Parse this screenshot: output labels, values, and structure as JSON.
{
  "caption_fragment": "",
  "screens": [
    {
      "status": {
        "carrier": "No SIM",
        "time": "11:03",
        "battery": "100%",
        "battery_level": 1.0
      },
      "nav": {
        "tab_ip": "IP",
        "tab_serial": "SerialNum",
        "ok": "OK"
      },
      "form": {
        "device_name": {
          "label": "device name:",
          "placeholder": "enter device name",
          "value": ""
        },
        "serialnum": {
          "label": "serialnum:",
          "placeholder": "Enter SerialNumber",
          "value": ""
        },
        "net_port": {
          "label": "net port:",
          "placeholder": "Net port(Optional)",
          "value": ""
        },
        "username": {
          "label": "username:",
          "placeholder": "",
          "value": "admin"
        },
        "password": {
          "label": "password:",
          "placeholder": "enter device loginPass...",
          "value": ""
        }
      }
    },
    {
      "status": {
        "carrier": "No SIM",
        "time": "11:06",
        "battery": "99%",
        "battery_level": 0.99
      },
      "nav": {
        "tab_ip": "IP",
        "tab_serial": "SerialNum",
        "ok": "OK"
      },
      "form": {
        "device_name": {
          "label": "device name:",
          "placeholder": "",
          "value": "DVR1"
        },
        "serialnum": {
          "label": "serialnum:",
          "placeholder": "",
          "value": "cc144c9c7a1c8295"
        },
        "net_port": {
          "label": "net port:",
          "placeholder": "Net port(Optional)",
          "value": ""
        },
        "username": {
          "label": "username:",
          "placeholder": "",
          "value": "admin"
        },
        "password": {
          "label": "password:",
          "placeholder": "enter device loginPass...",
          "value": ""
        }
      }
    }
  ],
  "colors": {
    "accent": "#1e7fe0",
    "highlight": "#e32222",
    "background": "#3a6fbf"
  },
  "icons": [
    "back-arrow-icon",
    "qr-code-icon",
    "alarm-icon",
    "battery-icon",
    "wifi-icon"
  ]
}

> REQUEST: Recite the full listing above exactly.

> TASK RESPONSE:
Parse this screenshot: output labels, values, and structure as JSON.
{
  "caption_fragment": "",
  "screens": [
    {
      "status": {
        "carrier": "No SIM",
        "time": "11:03",
        "battery": "100%",
        "battery_level": 1.0
      },
      "nav": {
        "tab_ip": "IP",
        "tab_serial": "SerialNum",
        "ok": "OK"
      },
      "form": {
        "device_name": {
          "label": "device name:",
          "placeholder": "enter device name",
          "value": ""
        },
        "serialnum": {
          "label": "serialnum:",
          "placeholder": "Enter SerialNumber",
          "value": ""
        },
        "net_port": {
          "label": "net port:",
          "placeholder": "Net port(Optional)",
          "value": ""
        },
        "username": {
          "label": "username:",
          "placeholder": "",
          "value": "admin"
        },
        "password": {
          "label": "password:",
          "placeholder": "enter device loginPass...",
          "value": ""
        }
      }
    },
    {
      "status": {
        "carrier": "No SIM",
        "time": "11:06",
        "battery": "99%",
        "battery_level": 0.99
      },
      "nav": {
        "tab_ip": "IP",
        "tab_serial": "SerialNum",
        "ok": "OK"
      },
      "form": {
        "device_name": {
          "label": "device name:",
          "placeholder": "",
          "value": "DVR1"
        },
        "serialnum": {
          "label": "serialnum:",
          "placeholder": "",
          "value": "cc144c9c7a1c8295"
        },
        "net_port": {
          "label": "net port:",
          "placeholder": "Net port(Optional)",
          "value": ""
        },
        "username": {
          "label": "username:",
          "placeholder": "",
          "value": "admin"
        },
        "password": {
          "label": "password:",
          "placeholder": "enter device loginPass...",
          "value": ""
        }
      }
    }
  ],
  "colors": {
    "accent": "#1e7fe0",
    "highlight": "#e32222",
    "background": "#3a6fbf"
  },
  "icons": [
    "back-arrow-icon",
    "qr-code-icon",
    "alarm-icon",
    "battery-icon",
    "wifi-icon"
  ]
}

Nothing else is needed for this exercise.